## Given problem
Copy every line of the following data that includes the string "From".

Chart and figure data
•••

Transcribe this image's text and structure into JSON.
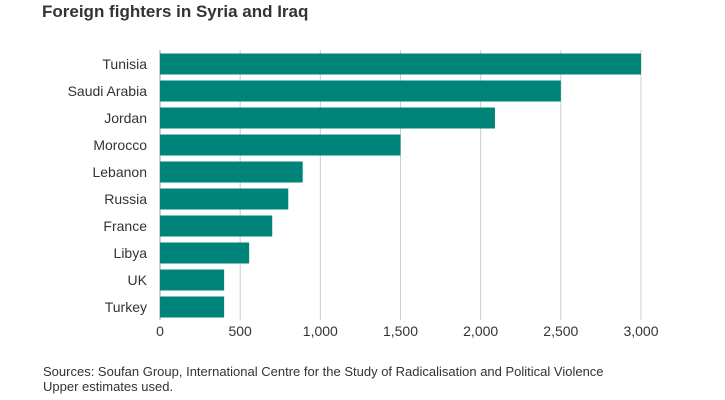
{
  "chart_data": {
    "type": "bar",
    "orientation": "horizontal",
    "title": "Foreign fighters in Syria and Iraq",
    "categories": [
      "Tunisia",
      "Saudi Arabia",
      "Jordan",
      "Morocco",
      "Lebanon",
      "Russia",
      "France",
      "Libya",
      "UK",
      "Turkey"
    ],
    "values": [
      3000,
      2500,
      2089,
      1500,
      890,
      800,
      700,
      556,
      400,
      400
    ],
    "xlim": [
      0,
      3000
    ],
    "xticks": [
      0,
      500,
      1000,
      1500,
      2000,
      2500,
      3000
    ],
    "xtick_labels": [
      "0",
      "500",
      "1,000",
      "1,500",
      "2,000",
      "2,500",
      "3,000"
    ],
    "xlabel": "",
    "ylabel": "",
    "grid": "vertical",
    "legend": "none",
    "bar_color": "#008379"
  },
  "footer": {
    "source": "Sources: Soufan Group, International Centre for the Study of Radicalisation and Political Violence",
    "note": "Upper estimates used."
  }
}
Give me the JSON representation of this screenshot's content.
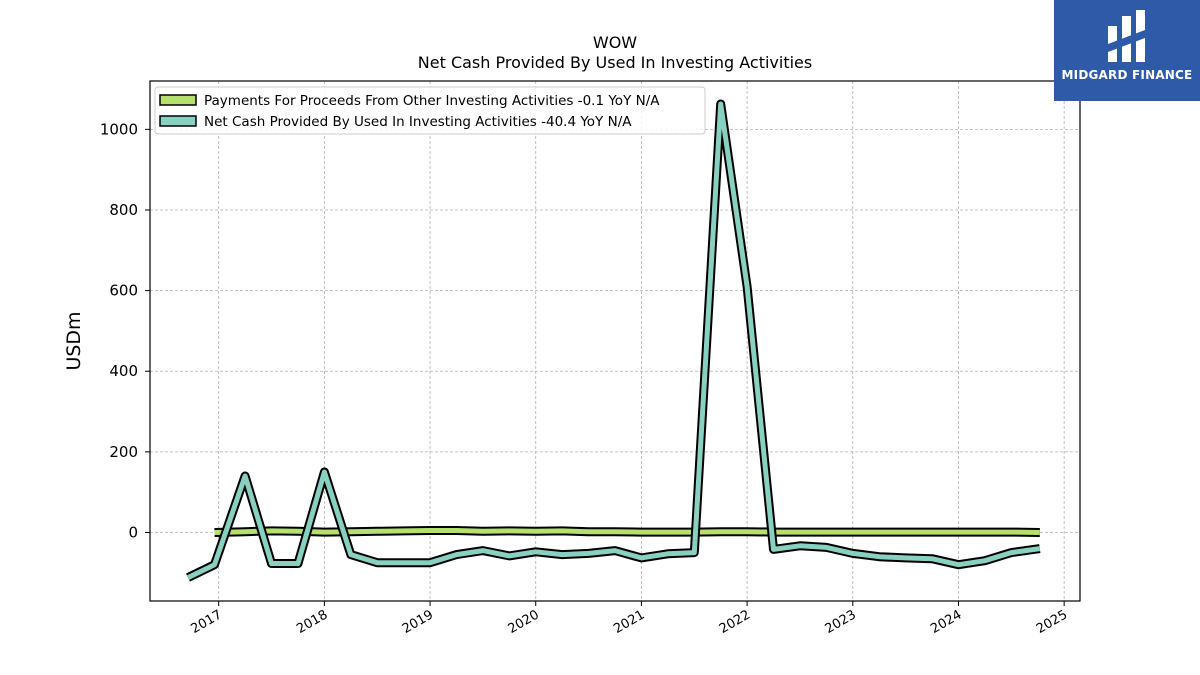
{
  "title_line1": "WOW",
  "title_line2": "Net Cash Provided By Used In Investing Activities",
  "brand": {
    "name": "MIDGARD FINANCE",
    "color": "#2f5aa8"
  },
  "chart_data": {
    "type": "line",
    "ylabel": "USDm",
    "ylim": [
      -170,
      1120
    ],
    "yticks": [
      0,
      200,
      400,
      600,
      800,
      1000
    ],
    "xlim": [
      2016.35,
      2025.15
    ],
    "xticks": [
      2017,
      2018,
      2019,
      2020,
      2021,
      2022,
      2023,
      2024,
      2025
    ],
    "grid": true,
    "legend_position": "upper-left",
    "series": [
      {
        "name": "Payments For Proceeds From Other Investing Activities",
        "legend_label": "Payments For Proceeds From Other Investing Activities  -0.1 YoY N/A",
        "color": "#b5e06e",
        "x": [
          2016.96,
          2017.25,
          2017.5,
          2017.75,
          2018.0,
          2018.25,
          2018.5,
          2018.75,
          2019.0,
          2019.25,
          2019.5,
          2019.75,
          2020.0,
          2020.25,
          2020.5,
          2020.75,
          2021.0,
          2021.25,
          2021.5,
          2021.75,
          2022.0,
          2022.25,
          2022.5,
          2022.75,
          2023.0,
          2023.25,
          2023.5,
          2023.75,
          2024.0,
          2024.25,
          2024.5,
          2024.77
        ],
        "values": [
          0,
          2,
          4,
          3,
          1,
          2,
          3,
          4,
          5,
          5,
          3,
          4,
          3,
          4,
          2,
          2,
          1,
          1,
          1,
          2,
          2,
          1,
          1,
          1,
          1,
          1,
          1,
          1,
          1,
          1,
          1,
          0
        ]
      },
      {
        "name": "Net Cash Provided By Used In Investing Activities",
        "legend_label": "Net Cash Provided By Used In Investing Activities  -40.4 YoY N/A",
        "color": "#88d0c0",
        "x": [
          2016.71,
          2016.96,
          2017.25,
          2017.5,
          2017.75,
          2018.0,
          2018.25,
          2018.5,
          2018.75,
          2019.0,
          2019.25,
          2019.5,
          2019.75,
          2020.0,
          2020.25,
          2020.5,
          2020.75,
          2021.0,
          2021.25,
          2021.5,
          2021.75,
          2022.0,
          2022.25,
          2022.5,
          2022.75,
          2023.0,
          2023.25,
          2023.5,
          2023.75,
          2024.0,
          2024.25,
          2024.5,
          2024.77
        ],
        "values": [
          -112,
          -80,
          140,
          -77,
          -77,
          150,
          -55,
          -75,
          -75,
          -75,
          -55,
          -45,
          -58,
          -48,
          -55,
          -52,
          -45,
          -63,
          -53,
          -50,
          1063,
          610,
          -42,
          -33,
          -37,
          -52,
          -60,
          -63,
          -65,
          -80,
          -70,
          -50,
          -40
        ]
      }
    ]
  }
}
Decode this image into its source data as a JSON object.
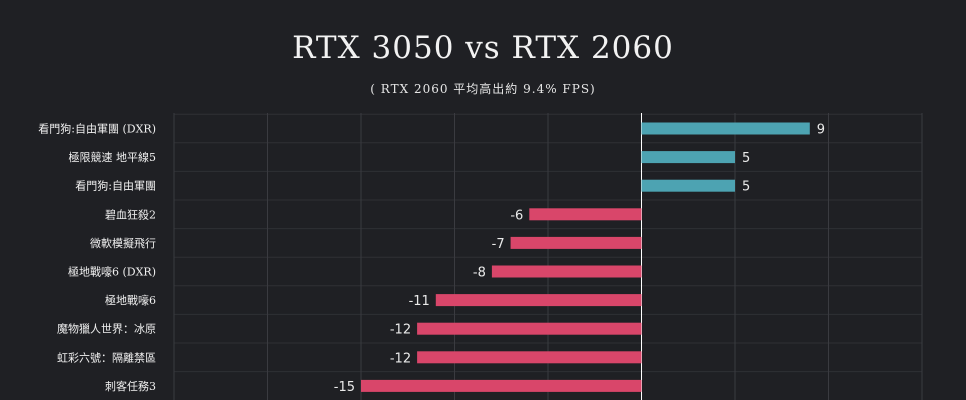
{
  "chart_data": {
    "type": "bar",
    "orientation": "horizontal",
    "title": "RTX 3050 vs RTX 2060",
    "subtitle": "( RTX 2060 平均高出約 9.4% FPS)",
    "categories": [
      "看門狗:自由軍團 (DXR)",
      "極限競速 地平線5",
      "看門狗:自由軍團",
      "碧血狂殺2",
      "微軟模擬飛行",
      "極地戰嚎6 (DXR)",
      "極地戰嚎6",
      "魔物獵人世界：冰原",
      "虹彩六號：隔離禁區",
      "刺客任務3"
    ],
    "values": [
      9,
      5,
      5,
      -6,
      -7,
      -8,
      -11,
      -12,
      -12,
      -15
    ],
    "value_labels": [
      "9",
      "5",
      "5",
      "-6",
      "-7",
      "-8",
      "-11",
      "-12",
      "-12",
      "-15"
    ],
    "xlim": [
      -25,
      15
    ],
    "grid": true,
    "colors": {
      "positive": "#4da3b2",
      "negative": "#d9466a",
      "grid": "#3a3b40",
      "zero_line": "#ffffff"
    }
  }
}
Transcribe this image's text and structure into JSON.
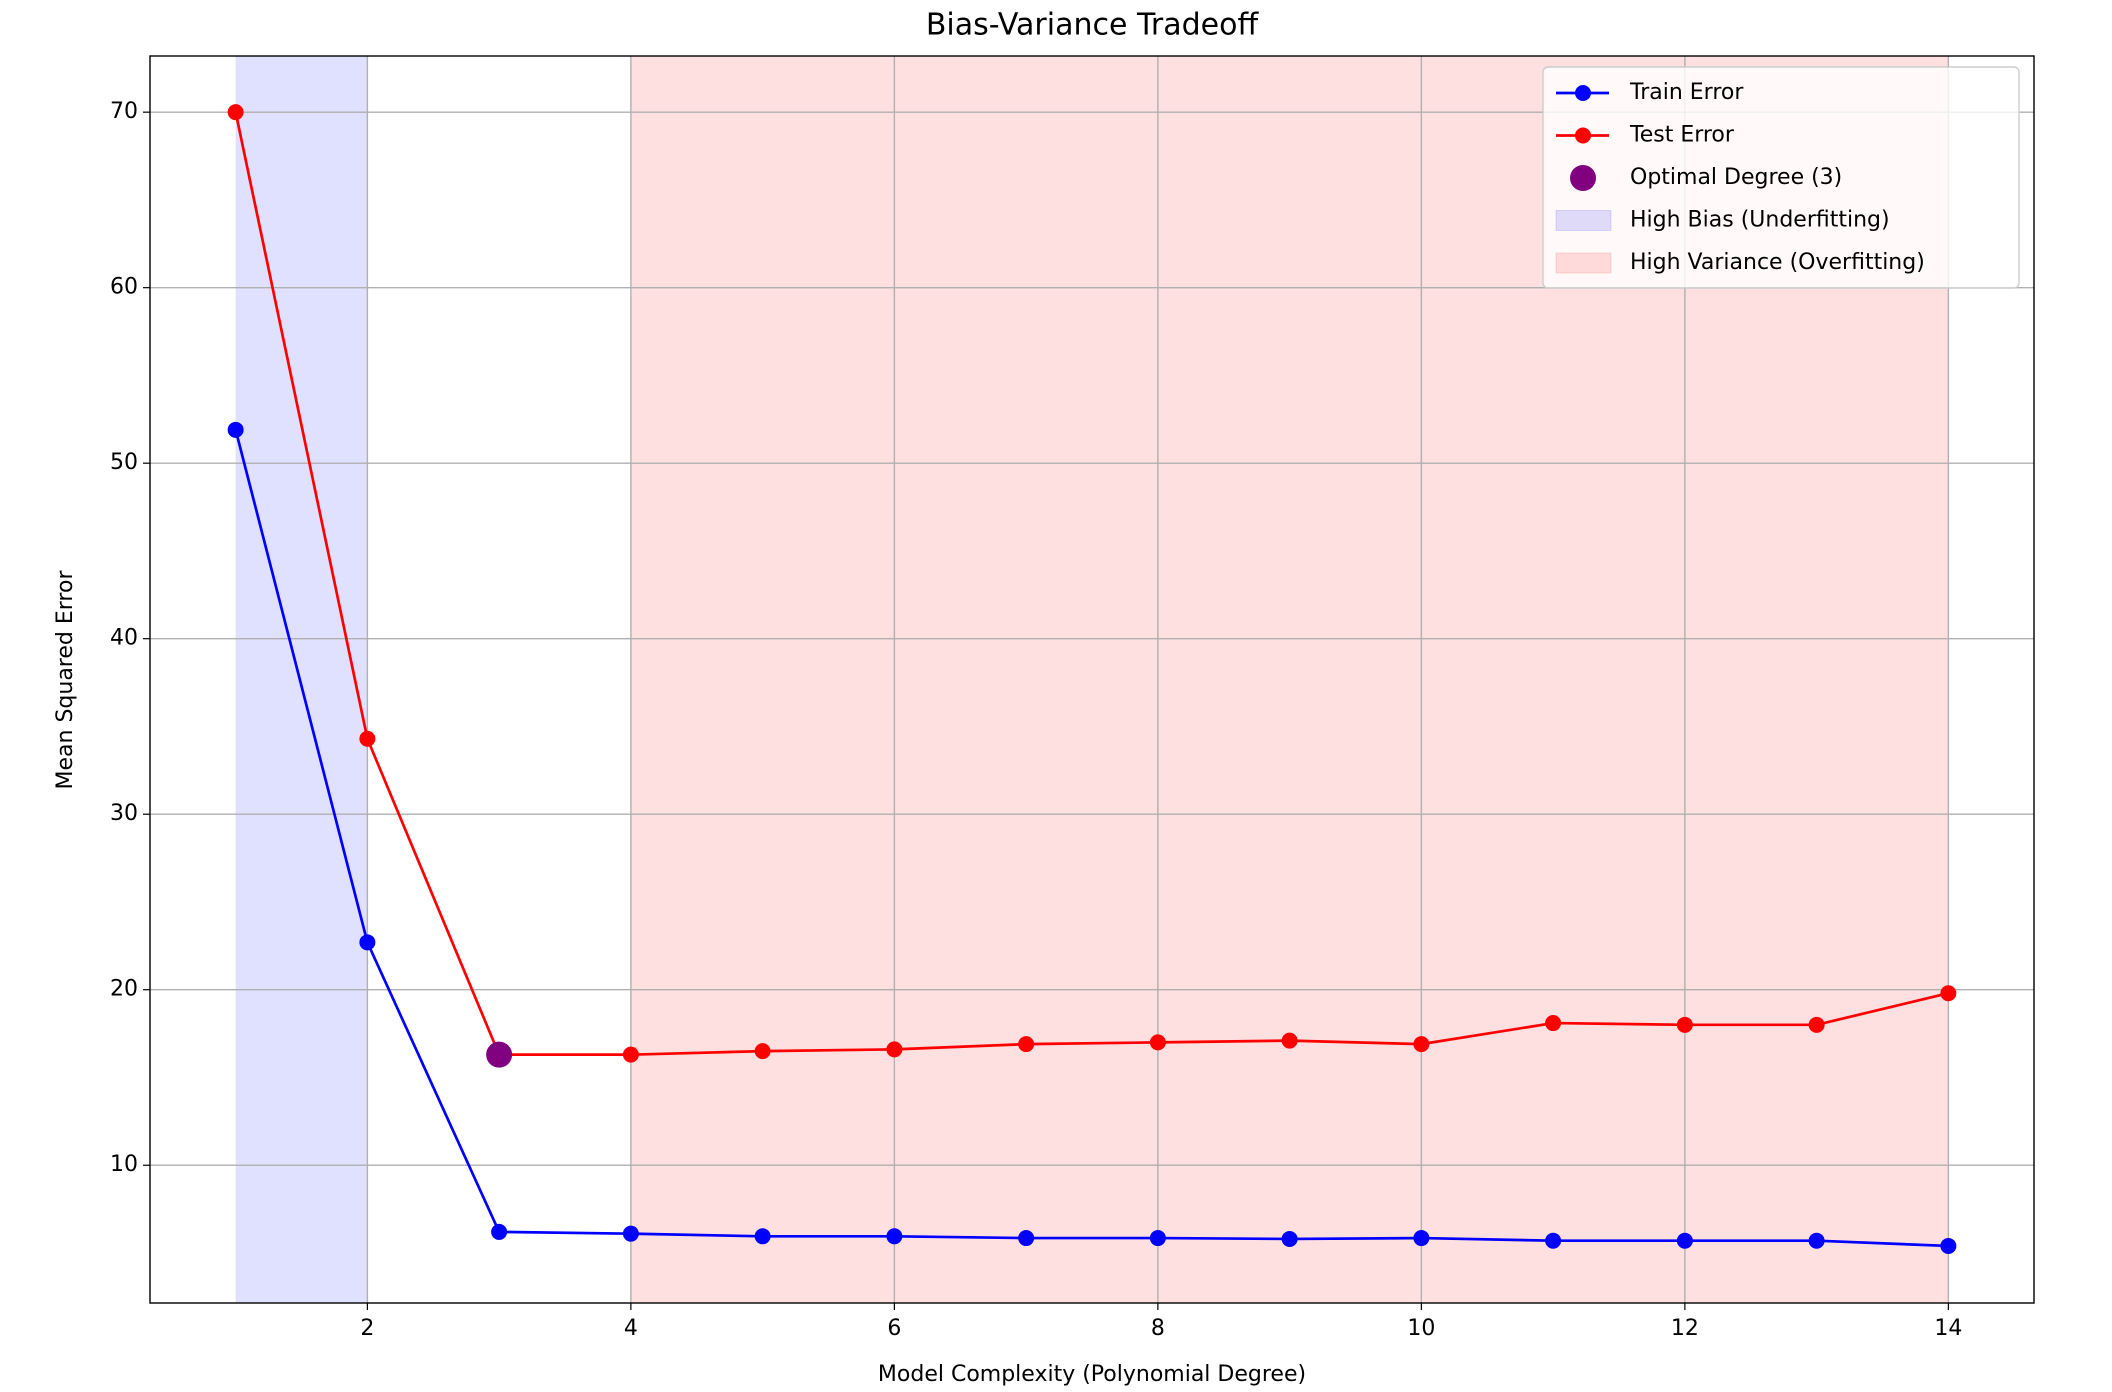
{
  "chart_data": {
    "type": "line",
    "title": "Bias-Variance Tradeoff",
    "x_label": "Model Complexity (Polynomial Degree)",
    "y_label": "Mean Squared Error",
    "x": [
      1,
      2,
      3,
      4,
      5,
      6,
      7,
      8,
      9,
      10,
      11,
      12,
      13,
      14
    ],
    "series": [
      {
        "name": "Train Error",
        "color": "blue",
        "values": [
          51.9,
          22.7,
          6.2,
          6.1,
          5.95,
          5.95,
          5.85,
          5.85,
          5.8,
          5.85,
          5.7,
          5.7,
          5.7,
          5.4
        ]
      },
      {
        "name": "Test Error",
        "color": "red",
        "values": [
          70.0,
          34.3,
          16.3,
          16.3,
          16.5,
          16.6,
          16.9,
          17.0,
          17.1,
          16.9,
          18.1,
          18.0,
          18.0,
          19.8
        ]
      }
    ],
    "optimal": {
      "name": "Optimal Degree (3)",
      "x": 3,
      "y": 16.3,
      "color": "purple"
    },
    "spans": [
      {
        "name": "High Bias (Underfitting)",
        "x0": 1,
        "x1": 2,
        "color": "blue",
        "alpha": 0.12
      },
      {
        "name": "High Variance (Overfitting)",
        "x0": 4,
        "x1": 14,
        "color": "red",
        "alpha": 0.12
      }
    ],
    "xlim": [
      0.35,
      14.65
    ],
    "ylim": [
      2.15,
      73.2
    ],
    "xticks": [
      2,
      4,
      6,
      8,
      10,
      12,
      14
    ],
    "yticks": [
      10,
      20,
      30,
      40,
      50,
      60,
      70
    ],
    "grid": true,
    "legend": "upper right"
  }
}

•••

## Result of the exercise
        "name": "Payments For Proceeds From Other Investing Activities",
        "legend_label": "Payments For Proceeds From Other Investing Activities  -0.1 YoY N/A",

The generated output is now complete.